▸ Task description: Keep the images out and copy every entry below exactly.
▼
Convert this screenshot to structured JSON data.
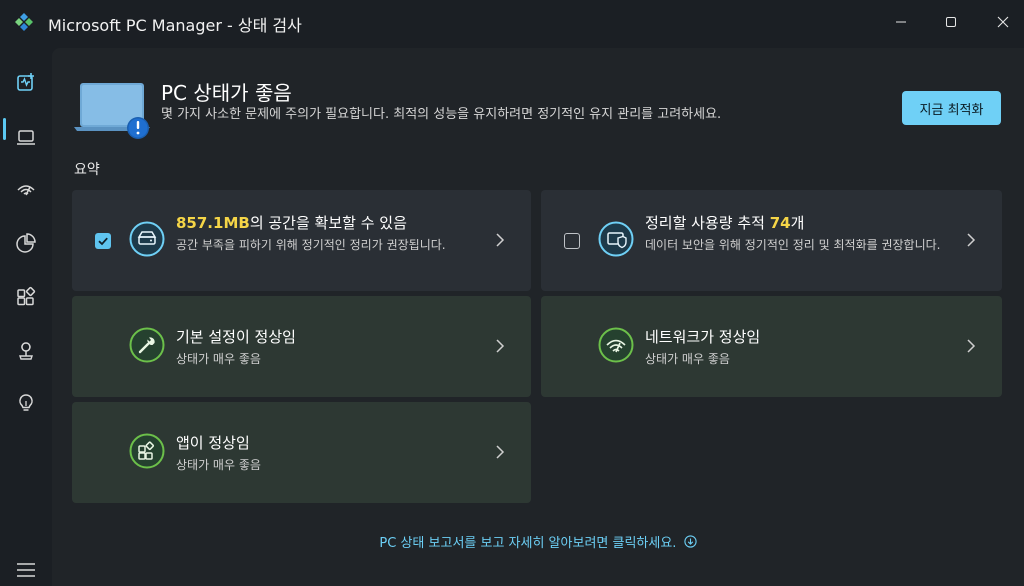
{
  "window": {
    "title": "Microsoft PC Manager - 상태 검사",
    "minimize_icon": "minimize-icon",
    "maximize_icon": "maximize-icon",
    "close_icon": "close-icon"
  },
  "sidebar": {
    "items": [
      {
        "icon": "health-check-icon",
        "active": true
      },
      {
        "icon": "laptop-icon"
      },
      {
        "icon": "network-icon"
      },
      {
        "icon": "pie-chart-icon"
      },
      {
        "icon": "apps-icon"
      },
      {
        "icon": "plant-icon"
      },
      {
        "icon": "lightbulb-icon"
      }
    ],
    "menu_icon": "hamburger-menu-icon"
  },
  "hero": {
    "title": "PC 상태가 좋음",
    "description": "몇 가지 사소한 문제에 주의가 필요합니다. 최적의 성능을 유지하려면 정기적인 유지 관리를 고려하세요.",
    "button": "지금 최적화"
  },
  "summary": {
    "label": "요약",
    "cards": [
      {
        "title_highlight": "857.1MB",
        "title_rest": "의 공간을 확보할 수 있음",
        "subtitle": "공간 부족을 피하기 위해 정기적인 정리가 권장됩니다.",
        "checked": true,
        "icon": "storage-icon"
      },
      {
        "title_prefix": "정리할 사용량 추적 ",
        "title_highlight": "74",
        "title_suffix": "개",
        "subtitle": "데이터 보안을 위해 정기적인 정리 및 최적화를 권장합니다.",
        "checked": false,
        "icon": "privacy-shield-icon"
      },
      {
        "title": "기본 설정이 정상임",
        "subtitle": "상태가 매우 좋음",
        "icon": "wrench-icon"
      },
      {
        "title": "네트워크가 정상임",
        "subtitle": "상태가 매우 좋음",
        "icon": "wifi-icon"
      },
      {
        "title": "앱이 정상임",
        "subtitle": "상태가 매우 좋음",
        "icon": "apps-icon"
      }
    ]
  },
  "footer": {
    "link": "PC 상태 보고서를 보고 자세히 알아보려면 클릭하세요."
  },
  "colors": {
    "accent": "#6fd0f6",
    "highlight": "#f5d547",
    "good": "#6cc04a",
    "background": "#1b1f24"
  }
}
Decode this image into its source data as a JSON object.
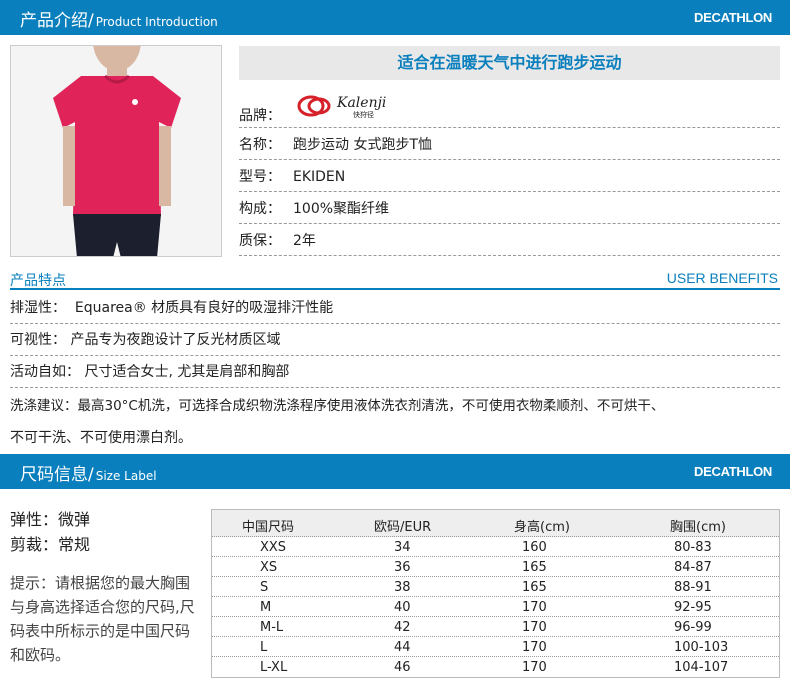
{
  "brand": "DECATHLON",
  "intro_header": {
    "title": "产品介绍/",
    "subtitle": "Product Introduction"
  },
  "slogan": "适合在温暖天气中进行跑步运动",
  "info": [
    {
      "label": "品牌：",
      "value": ""
    },
    {
      "label": "名称：",
      "value": "跑步运动 女式跑步T恤"
    },
    {
      "label": "型号：",
      "value": "EKIDEN"
    },
    {
      "label": "构成：",
      "value": "100%聚酯纤维"
    },
    {
      "label": "质保：",
      "value": "2年"
    }
  ],
  "kalenji_logo": {
    "name": "Kalenji",
    "cn": "快狩径"
  },
  "features_header": {
    "left": "产品特点",
    "right": "USER BENEFITS"
  },
  "features": [
    {
      "label": "排湿性：",
      "text": "Equarea® 材质具有良好的吸湿排汗性能"
    },
    {
      "label": "可视性：",
      "text": "产品专为夜跑设计了反光材质区域"
    },
    {
      "label": "活动自如：",
      "text": "尺寸适合女士, 尤其是肩部和胸部"
    },
    {
      "label": "洗涤建议：",
      "text": "最高30°C机洗，可选择合成织物洗涤程序使用液体洗衣剂清洗，不可使用衣物柔顺剂、不可烘干、"
    }
  ],
  "wash_cont": "不可干洗、不可使用漂白剂。",
  "size_header": {
    "title": "尺码信息/",
    "subtitle": "Size Label"
  },
  "elasticity": "弹性：微弹",
  "cut": "剪裁：常规",
  "tip": "提示：请根据您的最大胸围与身高选择适合您的尺码,尺码表中所标示的是中国尺码和欧码。",
  "size_table": {
    "headers": [
      "中国尺码",
      "欧码/EUR",
      "身高(cm)",
      "胸围(cm)"
    ],
    "rows": [
      [
        "XXS",
        "34",
        "160",
        "80-83"
      ],
      [
        "XS",
        "36",
        "165",
        "84-87"
      ],
      [
        "S",
        "38",
        "165",
        "88-91"
      ],
      [
        "M",
        "40",
        "170",
        "92-95"
      ],
      [
        "M-L",
        "42",
        "170",
        "96-99"
      ],
      [
        "L",
        "44",
        "170",
        "100-103"
      ],
      [
        "L-XL",
        "46",
        "170",
        "104-107"
      ]
    ]
  },
  "colors": {
    "accent": "#0a7fbd",
    "shirt": "#e0245a"
  }
}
▲
▸ Response to the exercise:
Convert this screenshot to structured JSON data.
{
  "window": {
    "title": "Microsoft PC Manager - 상태 검사",
    "minimize_icon": "minimize-icon",
    "maximize_icon": "maximize-icon",
    "close_icon": "close-icon"
  },
  "sidebar": {
    "items": [
      {
        "icon": "health-check-icon",
        "active": true
      },
      {
        "icon": "laptop-icon"
      },
      {
        "icon": "network-icon"
      },
      {
        "icon": "pie-chart-icon"
      },
      {
        "icon": "apps-icon"
      },
      {
        "icon": "plant-icon"
      },
      {
        "icon": "lightbulb-icon"
      }
    ],
    "menu_icon": "hamburger-menu-icon"
  },
  "hero": {
    "title": "PC 상태가 좋음",
    "description": "몇 가지 사소한 문제에 주의가 필요합니다. 최적의 성능을 유지하려면 정기적인 유지 관리를 고려하세요.",
    "button": "지금 최적화"
  },
  "summary": {
    "label": "요약",
    "cards": [
      {
        "title_highlight": "857.1MB",
        "title_rest": "의 공간을 확보할 수 있음",
        "subtitle": "공간 부족을 피하기 위해 정기적인 정리가 권장됩니다.",
        "checked": true,
        "icon": "storage-icon"
      },
      {
        "title_prefix": "정리할 사용량 추적 ",
        "title_highlight": "74",
        "title_suffix": "개",
        "subtitle": "데이터 보안을 위해 정기적인 정리 및 최적화를 권장합니다.",
        "checked": false,
        "icon": "privacy-shield-icon"
      },
      {
        "title": "기본 설정이 정상임",
        "subtitle": "상태가 매우 좋음",
        "icon": "wrench-icon"
      },
      {
        "title": "네트워크가 정상임",
        "subtitle": "상태가 매우 좋음",
        "icon": "wifi-icon"
      },
      {
        "title": "앱이 정상임",
        "subtitle": "상태가 매우 좋음",
        "icon": "apps-icon"
      }
    ]
  },
  "footer": {
    "link": "PC 상태 보고서를 보고 자세히 알아보려면 클릭하세요."
  },
  "colors": {
    "accent": "#6fd0f6",
    "highlight": "#f5d547",
    "good": "#6cc04a",
    "background": "#1b1f24"
  }
}
Decode this image into its source data as a JSON object.
{
  "brand": "DECATHLON",
  "intro_header": {
    "title": "产品介绍/",
    "subtitle": "Product Introduction"
  },
  "slogan": "适合在温暖天气中进行跑步运动",
  "info": [
    {
      "label": "品牌：",
      "value": ""
    },
    {
      "label": "名称：",
      "value": "跑步运动 女式跑步T恤"
    },
    {
      "label": "型号：",
      "value": "EKIDEN"
    },
    {
      "label": "构成：",
      "value": "100%聚酯纤维"
    },
    {
      "label": "质保：",
      "value": "2年"
    }
  ],
  "kalenji_logo": {
    "name": "Kalenji",
    "cn": "快狩径"
  },
  "features_header": {
    "left": "产品特点",
    "right": "USER BENEFITS"
  },
  "features": [
    {
      "label": "排湿性：",
      "text": "Equarea® 材质具有良好的吸湿排汗性能"
    },
    {
      "label": "可视性：",
      "text": "产品专为夜跑设计了反光材质区域"
    },
    {
      "label": "活动自如：",
      "text": "尺寸适合女士, 尤其是肩部和胸部"
    },
    {
      "label": "洗涤建议：",
      "text": "最高30°C机洗，可选择合成织物洗涤程序使用液体洗衣剂清洗，不可使用衣物柔顺剂、不可烘干、"
    }
  ],
  "wash_cont": "不可干洗、不可使用漂白剂。",
  "size_header": {
    "title": "尺码信息/",
    "subtitle": "Size Label"
  },
  "elasticity": "弹性：微弹",
  "cut": "剪裁：常规",
  "tip": "提示：请根据您的最大胸围与身高选择适合您的尺码,尺码表中所标示的是中国尺码和欧码。",
  "size_table": {
    "headers": [
      "中国尺码",
      "欧码/EUR",
      "身高(cm)",
      "胸围(cm)"
    ],
    "rows": [
      [
        "XXS",
        "34",
        "160",
        "80-83"
      ],
      [
        "XS",
        "36",
        "165",
        "84-87"
      ],
      [
        "S",
        "38",
        "165",
        "88-91"
      ],
      [
        "M",
        "40",
        "170",
        "92-95"
      ],
      [
        "M-L",
        "42",
        "170",
        "96-99"
      ],
      [
        "L",
        "44",
        "170",
        "100-103"
      ],
      [
        "L-XL",
        "46",
        "170",
        "104-107"
      ]
    ]
  },
  "colors": {
    "accent": "#0a7fbd",
    "shirt": "#e0245a"
  }
}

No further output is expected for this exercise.